- **What to produce**:
Of all the lines in the data below, how many contain "Calibration"? Report that number alone.

- **Data**:

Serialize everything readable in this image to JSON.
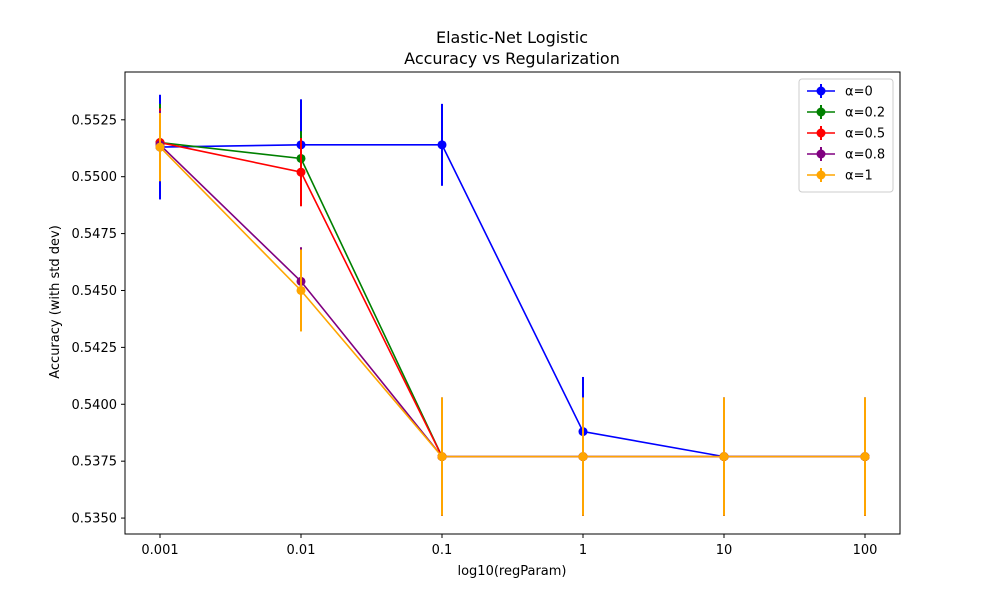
{
  "chart_data": {
    "type": "line",
    "title": "Elastic-Net Logistic",
    "subtitle": "Accuracy vs Regularization",
    "xlabel": "log10(regParam)",
    "ylabel": "Accuracy (with std dev)",
    "categories": [
      "0.001",
      "0.01",
      "0.1",
      "1",
      "10",
      "100"
    ],
    "ylim": [
      0.5343,
      0.5546
    ],
    "yticks": [
      0.535,
      0.5375,
      0.54,
      0.5425,
      0.545,
      0.5475,
      0.55,
      0.5525
    ],
    "ytick_labels": [
      "0.5350",
      "0.5375",
      "0.5400",
      "0.5425",
      "0.5450",
      "0.5475",
      "0.5500",
      "0.5525"
    ],
    "grid": false,
    "legend_position": "top-right",
    "series": [
      {
        "name": "α=0",
        "color": "#0000ff",
        "values": [
          0.5513,
          0.5514,
          0.5514,
          0.5388,
          0.5377,
          0.5377
        ],
        "errors": [
          0.0023,
          0.002,
          0.0018,
          0.0024,
          0.0026,
          0.0026
        ]
      },
      {
        "name": "α=0.2",
        "color": "#008000",
        "values": [
          0.5515,
          0.5508,
          0.5377,
          0.5377,
          0.5377,
          0.5377
        ],
        "errors": [
          0.0017,
          0.0012,
          0.0026,
          0.0026,
          0.0026,
          0.0026
        ]
      },
      {
        "name": "α=0.5",
        "color": "#ff0000",
        "values": [
          0.5515,
          0.5502,
          0.5377,
          0.5377,
          0.5377,
          0.5377
        ],
        "errors": [
          0.0015,
          0.0015,
          0.0026,
          0.0026,
          0.0026,
          0.0026
        ]
      },
      {
        "name": "α=0.8",
        "color": "#800080",
        "values": [
          0.5514,
          0.5454,
          0.5377,
          0.5377,
          0.5377,
          0.5377
        ],
        "errors": [
          0.0015,
          0.0015,
          0.0026,
          0.0026,
          0.0026,
          0.0026
        ]
      },
      {
        "name": "α=1",
        "color": "#ffa500",
        "values": [
          0.5513,
          0.545,
          0.5377,
          0.5377,
          0.5377,
          0.5377
        ],
        "errors": [
          0.0015,
          0.0018,
          0.0026,
          0.0026,
          0.0026,
          0.0026
        ]
      }
    ]
  }
}
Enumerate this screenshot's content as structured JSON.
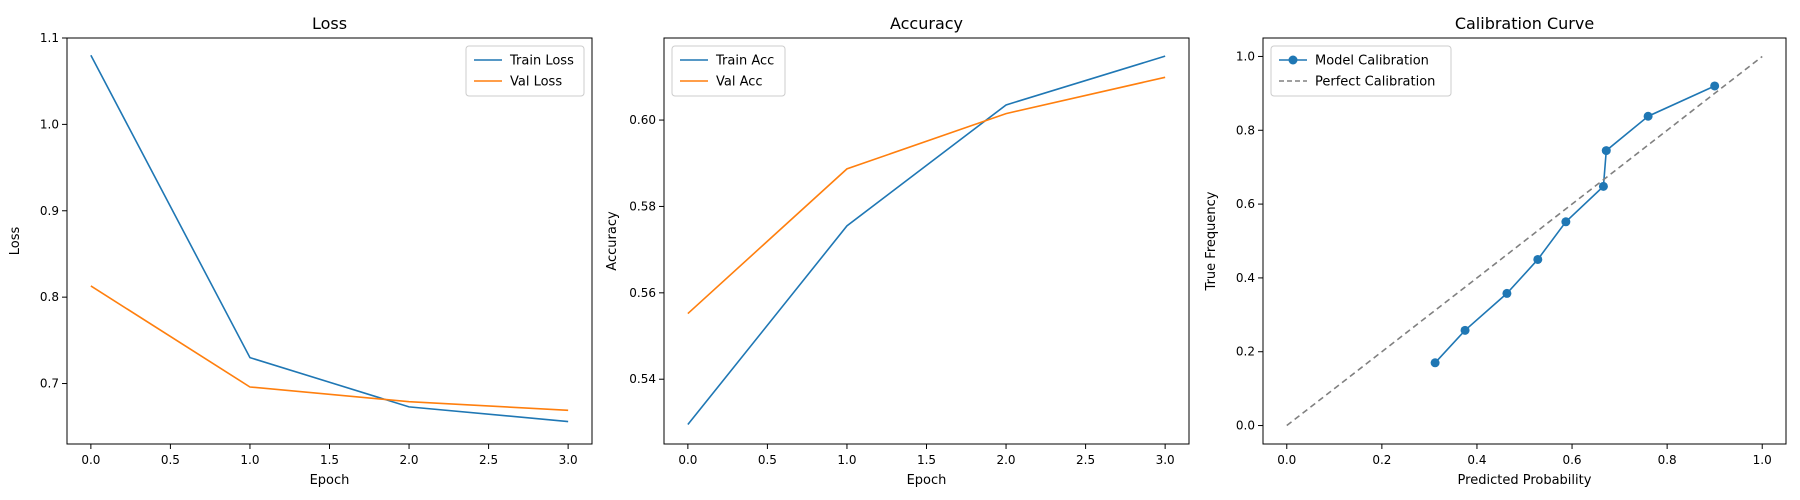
{
  "colors": {
    "blue": "#1f77b4",
    "orange": "#ff7f0e",
    "gray": "#808080"
  },
  "chart_data": [
    {
      "type": "line",
      "title": "Loss",
      "xlabel": "Epoch",
      "ylabel": "Loss",
      "xlim": [
        -0.15,
        3.15
      ],
      "ylim": [
        0.63,
        1.1
      ],
      "xticks": [
        "0.0",
        "0.5",
        "1.0",
        "1.5",
        "2.0",
        "2.5",
        "3.0"
      ],
      "yticks": [
        "0.7",
        "0.8",
        "0.9",
        "1.0",
        "1.1"
      ],
      "x": [
        0,
        1,
        2,
        3
      ],
      "series": [
        {
          "name": "Train Loss",
          "color": "#1f77b4",
          "values": [
            1.08,
            0.73,
            0.673,
            0.656
          ]
        },
        {
          "name": "Val Loss",
          "color": "#ff7f0e",
          "values": [
            0.813,
            0.696,
            0.679,
            0.669
          ]
        }
      ],
      "legend": "top-right",
      "grid": false
    },
    {
      "type": "line",
      "title": "Accuracy",
      "xlabel": "Epoch",
      "ylabel": "Accuracy",
      "xlim": [
        -0.15,
        3.15
      ],
      "ylim": [
        0.525,
        0.619
      ],
      "xticks": [
        "0.0",
        "0.5",
        "1.0",
        "1.5",
        "2.0",
        "2.5",
        "3.0"
      ],
      "yticks": [
        "0.54",
        "0.56",
        "0.58",
        "0.60"
      ],
      "x": [
        0,
        1,
        2,
        3
      ],
      "series": [
        {
          "name": "Train Acc",
          "color": "#1f77b4",
          "values": [
            0.5295,
            0.5755,
            0.6035,
            0.6148
          ]
        },
        {
          "name": "Val Acc",
          "color": "#ff7f0e",
          "values": [
            0.5552,
            0.5887,
            0.6015,
            0.6099
          ]
        }
      ],
      "legend": "top-left",
      "grid": false
    },
    {
      "type": "line",
      "title": "Calibration Curve",
      "xlabel": "Predicted Probability",
      "ylabel": "True Frequency",
      "xlim": [
        -0.05,
        1.05
      ],
      "ylim": [
        -0.05,
        1.05
      ],
      "xticks": [
        "0.0",
        "0.2",
        "0.4",
        "0.6",
        "0.8",
        "1.0"
      ],
      "yticks": [
        "0.0",
        "0.2",
        "0.4",
        "0.6",
        "0.8",
        "1.0"
      ],
      "series": [
        {
          "name": "Model Calibration",
          "color": "#1f77b4",
          "marker": "circle",
          "x": [
            0.312,
            0.375,
            0.463,
            0.528,
            0.587,
            0.666,
            0.672,
            0.76,
            0.9
          ],
          "y": [
            0.17,
            0.258,
            0.358,
            0.45,
            0.552,
            0.648,
            0.745,
            0.838,
            0.92
          ]
        },
        {
          "name": "Perfect Calibration",
          "color": "#808080",
          "dash": "dashed",
          "x": [
            0.0,
            1.0
          ],
          "y": [
            0.0,
            1.0
          ]
        }
      ],
      "legend": "top-left",
      "grid": false
    }
  ]
}
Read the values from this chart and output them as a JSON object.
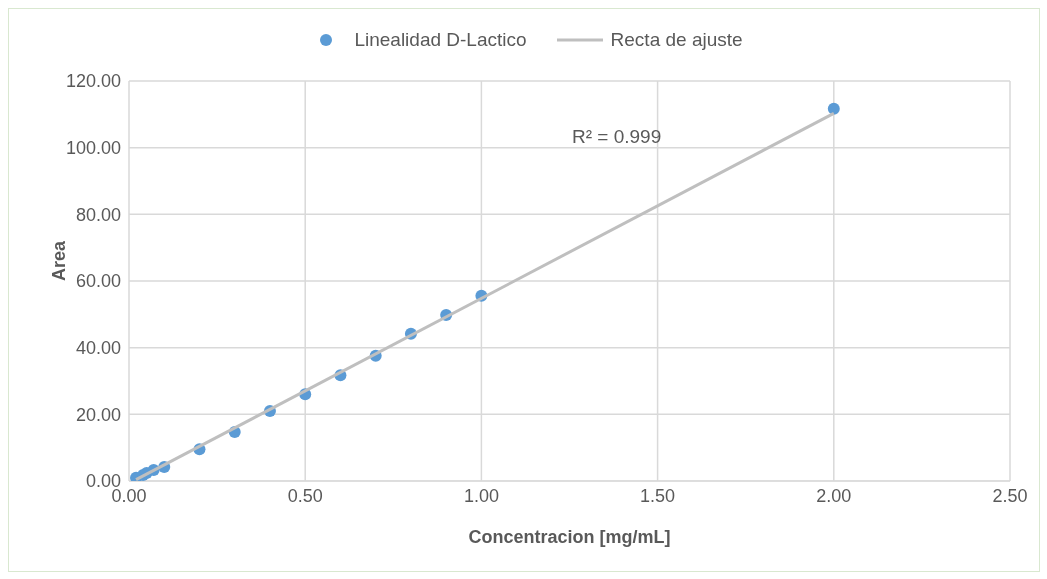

- **The solution**:
3